───── Material shown ─────

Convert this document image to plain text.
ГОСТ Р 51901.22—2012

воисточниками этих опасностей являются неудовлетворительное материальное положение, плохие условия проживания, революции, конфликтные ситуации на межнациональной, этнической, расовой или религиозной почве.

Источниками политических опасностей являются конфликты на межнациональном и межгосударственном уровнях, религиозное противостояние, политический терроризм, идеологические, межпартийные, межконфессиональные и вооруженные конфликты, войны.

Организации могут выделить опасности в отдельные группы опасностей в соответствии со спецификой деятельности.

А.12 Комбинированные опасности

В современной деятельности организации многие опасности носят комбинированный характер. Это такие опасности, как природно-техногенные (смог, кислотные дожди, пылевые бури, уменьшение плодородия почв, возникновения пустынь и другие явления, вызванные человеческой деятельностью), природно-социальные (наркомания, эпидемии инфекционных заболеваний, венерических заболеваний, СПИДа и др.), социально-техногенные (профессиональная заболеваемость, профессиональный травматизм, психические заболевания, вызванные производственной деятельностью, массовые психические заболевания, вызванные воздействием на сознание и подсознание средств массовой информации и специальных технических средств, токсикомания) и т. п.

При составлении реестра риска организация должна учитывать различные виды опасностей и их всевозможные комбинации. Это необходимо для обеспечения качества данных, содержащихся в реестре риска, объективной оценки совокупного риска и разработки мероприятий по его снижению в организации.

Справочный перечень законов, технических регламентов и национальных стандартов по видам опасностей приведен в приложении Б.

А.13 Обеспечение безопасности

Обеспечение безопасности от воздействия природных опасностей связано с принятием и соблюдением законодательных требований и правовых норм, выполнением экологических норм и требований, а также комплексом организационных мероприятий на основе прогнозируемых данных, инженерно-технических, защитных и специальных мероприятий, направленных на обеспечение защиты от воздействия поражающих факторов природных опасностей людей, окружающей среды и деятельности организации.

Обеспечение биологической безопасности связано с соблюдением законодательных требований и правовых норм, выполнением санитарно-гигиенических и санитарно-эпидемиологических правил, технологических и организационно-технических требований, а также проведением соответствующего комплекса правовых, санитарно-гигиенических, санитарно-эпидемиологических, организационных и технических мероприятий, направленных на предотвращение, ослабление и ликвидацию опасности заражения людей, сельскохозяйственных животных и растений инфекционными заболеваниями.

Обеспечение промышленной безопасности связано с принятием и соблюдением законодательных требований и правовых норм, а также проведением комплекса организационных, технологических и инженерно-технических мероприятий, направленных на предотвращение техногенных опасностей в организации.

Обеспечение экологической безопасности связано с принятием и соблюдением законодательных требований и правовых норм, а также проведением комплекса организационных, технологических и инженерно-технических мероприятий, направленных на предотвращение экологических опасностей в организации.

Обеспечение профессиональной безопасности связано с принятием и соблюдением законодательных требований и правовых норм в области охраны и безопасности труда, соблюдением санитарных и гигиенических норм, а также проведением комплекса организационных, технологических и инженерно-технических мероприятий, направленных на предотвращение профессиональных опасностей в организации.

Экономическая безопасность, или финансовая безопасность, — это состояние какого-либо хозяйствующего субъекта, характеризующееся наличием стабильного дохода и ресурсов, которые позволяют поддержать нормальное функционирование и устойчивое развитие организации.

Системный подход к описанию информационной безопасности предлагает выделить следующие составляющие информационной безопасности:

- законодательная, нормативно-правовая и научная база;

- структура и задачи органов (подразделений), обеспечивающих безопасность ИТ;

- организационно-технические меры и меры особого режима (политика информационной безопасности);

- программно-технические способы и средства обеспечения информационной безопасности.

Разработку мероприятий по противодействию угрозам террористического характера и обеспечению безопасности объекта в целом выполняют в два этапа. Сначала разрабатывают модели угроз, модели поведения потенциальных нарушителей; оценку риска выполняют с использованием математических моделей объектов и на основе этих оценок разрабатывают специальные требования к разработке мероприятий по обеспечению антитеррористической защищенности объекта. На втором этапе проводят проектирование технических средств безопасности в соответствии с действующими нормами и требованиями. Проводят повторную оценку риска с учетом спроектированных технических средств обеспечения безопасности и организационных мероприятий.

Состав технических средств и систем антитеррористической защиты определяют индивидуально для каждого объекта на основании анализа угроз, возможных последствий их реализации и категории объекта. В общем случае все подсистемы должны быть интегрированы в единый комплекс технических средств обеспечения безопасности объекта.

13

─────

Retype all of the material, keeping each line exact.

* **Finished task**
Convert this document image to plain text.
ГОСТ Р 51901.22—2012

воисточниками этих опасностей являются неудовлетворительное материальное положение, плохие условия проживания, революции, конфликтные ситуации на межнациональной, этнической, расовой или религиозной почве.

Источниками политических опасностей являются конфликты на межнациональном и межгосударственном уровнях, религиозное противостояние, политический терроризм, идеологические, межпартийные, межконфессиональные и вооруженные конфликты, войны.

Организации могут выделить опасности в отдельные группы опасностей в соответствии со спецификой деятельности.

А.12 Комбинированные опасности

В современной деятельности организации многие опасности носят комбинированный характер. Это такие опасности, как природно-техногенные (смог, кислотные дожди, пылевые бури, уменьшение плодородия почв, возникновения пустынь и другие явления, вызванные человеческой деятельностью), природно-социальные (наркомания, эпидемии инфекционных заболеваний, венерических заболеваний, СПИДа и др.), социально-техногенные (профессиональная заболеваемость, профессиональный травматизм, психические заболевания, вызванные производственной деятельностью, массовые психические заболевания, вызванные воздействием на сознание и подсознание средств массовой информации и специальных технических средств, токсикомания) и т. п.

При составлении реестра риска организация должна учитывать различные виды опасностей и их всевозможные комбинации. Это необходимо для обеспечения качества данных, содержащихся в реестре риска, объективной оценки совокупного риска и разработки мероприятий по его снижению в организации.

Справочный перечень законов, технических регламентов и национальных стандартов по видам опасностей приведен в приложении Б.

А.13 Обеспечение безопасности

Обеспечение безопасности от воздействия природных опасностей связано с принятием и соблюдением законодательных требований и правовых норм, выполнением экологических норм и требований, а также комплексом организационных мероприятий на основе прогнозируемых данных, инженерно-технических, защитных и специальных мероприятий, направленных на обеспечение защиты от воздействия поражающих факторов природных опасностей людей, окружающей среды и деятельности организации.

Обеспечение биологической безопасности связано с соблюдением законодательных требований и правовых норм, выполнением санитарно-гигиенических и санитарно-эпидемиологических правил, технологических и организационно-технических требований, а также проведением соответствующего комплекса правовых, санитарно-гигиенических, санитарно-эпидемиологических, организационных и технических мероприятий, направленных на предотвращение, ослабление и ликвидацию опасности заражения людей, сельскохозяйственных животных и растений инфекционными заболеваниями.

Обеспечение промышленной безопасности связано с принятием и соблюдением законодательных требований и правовых норм, а также проведением комплекса организационных, технологических и инженерно-технических мероприятий, направленных на предотвращение техногенных опасностей в организации.

Обеспечение экологической безопасности связано с принятием и соблюдением законодательных требований и правовых норм, а также проведением комплекса организационных, технологических и инженерно-технических мероприятий, направленных на предотвращение экологических опасностей в организации.

Обеспечение профессиональной безопасности связано с принятием и соблюдением законодательных требований и правовых норм в области охраны и безопасности труда, соблюдением санитарных и гигиенических норм, а также проведением комплекса организационных, технологических и инженерно-технических мероприятий, направленных на предотвращение профессиональных опасностей в организации.

Экономическая безопасность, или финансовая безопасность, — это состояние какого-либо хозяйствующего субъекта, характеризующееся наличием стабильного дохода и ресурсов, которые позволяют поддержать нормальное функционирование и устойчивое развитие организации.

Системный подход к описанию информационной безопасности предлагает выделить следующие составляющие информационной безопасности:

- законодательная, нормативно-правовая и научная база;

- структура и задачи органов (подразделений), обеспечивающих безопасность ИТ;

- организационно-технические меры и меры особого режима (политика информационной безопасности);

- программно-технические способы и средства обеспечения информационной безопасности.

Разработку мероприятий по противодействию угрозам террористического характера и обеспечению безопасности объекта в целом выполняют в два этапа. Сначала разрабатывают модели угроз, модели поведения потенциальных нарушителей; оценку риска выполняют с использованием математических моделей объектов и на основе этих оценок разрабатывают специальные требования к разработке мероприятий по обеспечению антитеррористической защищенности объекта. На втором этапе проводят проектирование технических средств безопасности в соответствии с действующими нормами и требованиями. Проводят повторную оценку риска с учетом спроектированных технических средств обеспечения безопасности и организационных мероприятий.

Состав технических средств и систем антитеррористической защиты определяют индивидуально для каждого объекта на основании анализа угроз, возможных последствий их реализации и категории объекта. В общем случае все подсистемы должны быть интегрированы в единый комплекс технических средств обеспечения безопасности объекта.

13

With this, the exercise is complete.